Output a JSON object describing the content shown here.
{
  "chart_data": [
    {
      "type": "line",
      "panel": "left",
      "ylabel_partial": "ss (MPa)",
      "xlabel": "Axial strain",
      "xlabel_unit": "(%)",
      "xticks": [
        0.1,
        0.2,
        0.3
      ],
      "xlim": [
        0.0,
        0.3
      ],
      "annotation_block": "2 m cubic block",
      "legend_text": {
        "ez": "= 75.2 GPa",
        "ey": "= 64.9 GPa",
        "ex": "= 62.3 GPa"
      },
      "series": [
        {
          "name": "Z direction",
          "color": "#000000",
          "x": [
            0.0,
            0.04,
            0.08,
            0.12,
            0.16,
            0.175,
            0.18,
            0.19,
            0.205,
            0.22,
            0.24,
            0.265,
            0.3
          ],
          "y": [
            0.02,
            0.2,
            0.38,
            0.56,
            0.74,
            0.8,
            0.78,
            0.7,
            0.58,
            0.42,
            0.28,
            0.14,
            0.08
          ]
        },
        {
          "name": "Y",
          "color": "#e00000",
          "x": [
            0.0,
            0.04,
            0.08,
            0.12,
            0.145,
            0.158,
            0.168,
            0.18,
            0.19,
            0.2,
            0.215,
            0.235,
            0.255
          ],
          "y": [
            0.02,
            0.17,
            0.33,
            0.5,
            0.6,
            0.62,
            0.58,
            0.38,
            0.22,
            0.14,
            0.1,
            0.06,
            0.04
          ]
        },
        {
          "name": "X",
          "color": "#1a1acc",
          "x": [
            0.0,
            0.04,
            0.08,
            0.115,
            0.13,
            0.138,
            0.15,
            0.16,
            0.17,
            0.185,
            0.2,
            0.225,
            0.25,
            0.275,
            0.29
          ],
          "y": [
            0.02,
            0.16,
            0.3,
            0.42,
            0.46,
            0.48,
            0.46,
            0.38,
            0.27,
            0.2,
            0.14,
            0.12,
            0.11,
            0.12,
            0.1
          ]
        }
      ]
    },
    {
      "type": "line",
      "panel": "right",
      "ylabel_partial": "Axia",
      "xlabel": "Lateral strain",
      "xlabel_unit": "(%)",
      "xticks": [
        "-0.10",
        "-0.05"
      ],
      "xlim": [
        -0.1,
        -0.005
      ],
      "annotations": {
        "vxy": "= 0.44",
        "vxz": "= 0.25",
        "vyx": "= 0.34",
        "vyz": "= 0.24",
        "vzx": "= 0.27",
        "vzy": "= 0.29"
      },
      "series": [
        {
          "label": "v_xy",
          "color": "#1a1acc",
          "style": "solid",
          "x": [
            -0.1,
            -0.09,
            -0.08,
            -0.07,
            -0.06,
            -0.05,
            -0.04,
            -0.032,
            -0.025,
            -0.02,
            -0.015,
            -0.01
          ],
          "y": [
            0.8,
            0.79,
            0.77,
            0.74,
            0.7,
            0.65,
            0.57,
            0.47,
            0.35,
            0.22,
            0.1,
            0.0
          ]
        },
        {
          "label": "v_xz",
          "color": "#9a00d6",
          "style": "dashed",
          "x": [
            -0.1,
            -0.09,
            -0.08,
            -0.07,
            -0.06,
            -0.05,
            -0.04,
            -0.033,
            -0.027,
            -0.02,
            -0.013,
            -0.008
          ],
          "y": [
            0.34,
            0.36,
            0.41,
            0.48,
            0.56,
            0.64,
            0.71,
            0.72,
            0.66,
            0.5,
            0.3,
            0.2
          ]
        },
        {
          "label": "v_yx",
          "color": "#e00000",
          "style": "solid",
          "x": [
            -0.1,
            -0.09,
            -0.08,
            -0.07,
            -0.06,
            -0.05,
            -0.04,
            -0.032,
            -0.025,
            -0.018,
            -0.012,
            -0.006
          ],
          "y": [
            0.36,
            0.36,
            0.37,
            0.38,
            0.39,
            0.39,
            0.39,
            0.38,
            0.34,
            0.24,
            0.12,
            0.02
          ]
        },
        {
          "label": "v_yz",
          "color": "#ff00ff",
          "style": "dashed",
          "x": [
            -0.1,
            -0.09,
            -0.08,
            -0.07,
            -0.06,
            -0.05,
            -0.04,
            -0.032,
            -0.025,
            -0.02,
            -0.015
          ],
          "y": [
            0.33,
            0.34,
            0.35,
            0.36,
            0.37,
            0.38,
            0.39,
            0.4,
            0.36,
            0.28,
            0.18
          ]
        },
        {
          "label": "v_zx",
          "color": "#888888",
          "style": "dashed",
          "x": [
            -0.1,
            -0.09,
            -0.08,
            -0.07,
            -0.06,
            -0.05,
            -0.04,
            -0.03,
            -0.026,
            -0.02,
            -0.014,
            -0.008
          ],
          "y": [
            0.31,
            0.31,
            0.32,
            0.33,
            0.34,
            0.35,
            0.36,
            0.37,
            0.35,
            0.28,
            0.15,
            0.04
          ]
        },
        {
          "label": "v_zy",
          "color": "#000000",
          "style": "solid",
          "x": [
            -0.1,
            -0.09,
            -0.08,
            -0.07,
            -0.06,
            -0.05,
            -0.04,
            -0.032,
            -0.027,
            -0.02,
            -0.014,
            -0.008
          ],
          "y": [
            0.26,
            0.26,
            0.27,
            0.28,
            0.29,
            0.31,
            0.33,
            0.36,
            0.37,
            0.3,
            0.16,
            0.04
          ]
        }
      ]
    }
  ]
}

+-------+

> Task to complete:
Please give back all of the records exactly as written.

> Completed task:
Output a JSON object describing the content shown here.
{
  "chart_data": [
    {
      "type": "line",
      "panel": "left",
      "ylabel_partial": "ss (MPa)",
      "xlabel": "Axial strain",
      "xlabel_unit": "(%)",
      "xticks": [
        0.1,
        0.2,
        0.3
      ],
      "xlim": [
        0.0,
        0.3
      ],
      "annotation_block": "2 m cubic block",
      "legend_text": {
        "ez": "= 75.2 GPa",
        "ey": "= 64.9 GPa",
        "ex": "= 62.3 GPa"
      },
      "series": [
        {
          "name": "Z direction",
          "color": "#000000",
          "x": [
            0.0,
            0.04,
            0.08,
            0.12,
            0.16,
            0.175,
            0.18,
            0.19,
            0.205,
            0.22,
            0.24,
            0.265,
            0.3
          ],
          "y": [
            0.02,
            0.2,
            0.38,
            0.56,
            0.74,
            0.8,
            0.78,
            0.7,
            0.58,
            0.42,
            0.28,
            0.14,
            0.08
          ]
        },
        {
          "name": "Y",
          "color": "#e00000",
          "x": [
            0.0,
            0.04,
            0.08,
            0.12,
            0.145,
            0.158,
            0.168,
            0.18,
            0.19,
            0.2,
            0.215,
            0.235,
            0.255
          ],
          "y": [
            0.02,
            0.17,
            0.33,
            0.5,
            0.6,
            0.62,
            0.58,
            0.38,
            0.22,
            0.14,
            0.1,
            0.06,
            0.04
          ]
        },
        {
          "name": "X",
          "color": "#1a1acc",
          "x": [
            0.0,
            0.04,
            0.08,
            0.115,
            0.13,
            0.138,
            0.15,
            0.16,
            0.17,
            0.185,
            0.2,
            0.225,
            0.25,
            0.275,
            0.29
          ],
          "y": [
            0.02,
            0.16,
            0.3,
            0.42,
            0.46,
            0.48,
            0.46,
            0.38,
            0.27,
            0.2,
            0.14,
            0.12,
            0.11,
            0.12,
            0.1
          ]
        }
      ]
    },
    {
      "type": "line",
      "panel": "right",
      "ylabel_partial": "Axia",
      "xlabel": "Lateral strain",
      "xlabel_unit": "(%)",
      "xticks": [
        "-0.10",
        "-0.05"
      ],
      "xlim": [
        -0.1,
        -0.005
      ],
      "annotations": {
        "vxy": "= 0.44",
        "vxz": "= 0.25",
        "vyx": "= 0.34",
        "vyz": "= 0.24",
        "vzx": "= 0.27",
        "vzy": "= 0.29"
      },
      "series": [
        {
          "label": "v_xy",
          "color": "#1a1acc",
          "style": "solid",
          "x": [
            -0.1,
            -0.09,
            -0.08,
            -0.07,
            -0.06,
            -0.05,
            -0.04,
            -0.032,
            -0.025,
            -0.02,
            -0.015,
            -0.01
          ],
          "y": [
            0.8,
            0.79,
            0.77,
            0.74,
            0.7,
            0.65,
            0.57,
            0.47,
            0.35,
            0.22,
            0.1,
            0.0
          ]
        },
        {
          "label": "v_xz",
          "color": "#9a00d6",
          "style": "dashed",
          "x": [
            -0.1,
            -0.09,
            -0.08,
            -0.07,
            -0.06,
            -0.05,
            -0.04,
            -0.033,
            -0.027,
            -0.02,
            -0.013,
            -0.008
          ],
          "y": [
            0.34,
            0.36,
            0.41,
            0.48,
            0.56,
            0.64,
            0.71,
            0.72,
            0.66,
            0.5,
            0.3,
            0.2
          ]
        },
        {
          "label": "v_yx",
          "color": "#e00000",
          "style": "solid",
          "x": [
            -0.1,
            -0.09,
            -0.08,
            -0.07,
            -0.06,
            -0.05,
            -0.04,
            -0.032,
            -0.025,
            -0.018,
            -0.012,
            -0.006
          ],
          "y": [
            0.36,
            0.36,
            0.37,
            0.38,
            0.39,
            0.39,
            0.39,
            0.38,
            0.34,
            0.24,
            0.12,
            0.02
          ]
        },
        {
          "label": "v_yz",
          "color": "#ff00ff",
          "style": "dashed",
          "x": [
            -0.1,
            -0.09,
            -0.08,
            -0.07,
            -0.06,
            -0.05,
            -0.04,
            -0.032,
            -0.025,
            -0.02,
            -0.015
          ],
          "y": [
            0.33,
            0.34,
            0.35,
            0.36,
            0.37,
            0.38,
            0.39,
            0.4,
            0.36,
            0.28,
            0.18
          ]
        },
        {
          "label": "v_zx",
          "color": "#888888",
          "style": "dashed",
          "x": [
            -0.1,
            -0.09,
            -0.08,
            -0.07,
            -0.06,
            -0.05,
            -0.04,
            -0.03,
            -0.026,
            -0.02,
            -0.014,
            -0.008
          ],
          "y": [
            0.31,
            0.31,
            0.32,
            0.33,
            0.34,
            0.35,
            0.36,
            0.37,
            0.35,
            0.28,
            0.15,
            0.04
          ]
        },
        {
          "label": "v_zy",
          "color": "#000000",
          "style": "solid",
          "x": [
            -0.1,
            -0.09,
            -0.08,
            -0.07,
            -0.06,
            -0.05,
            -0.04,
            -0.032,
            -0.027,
            -0.02,
            -0.014,
            -0.008
          ],
          "y": [
            0.26,
            0.26,
            0.27,
            0.28,
            0.29,
            0.31,
            0.33,
            0.36,
            0.37,
            0.3,
            0.16,
            0.04
          ]
        }
      ]
    }
  ]
}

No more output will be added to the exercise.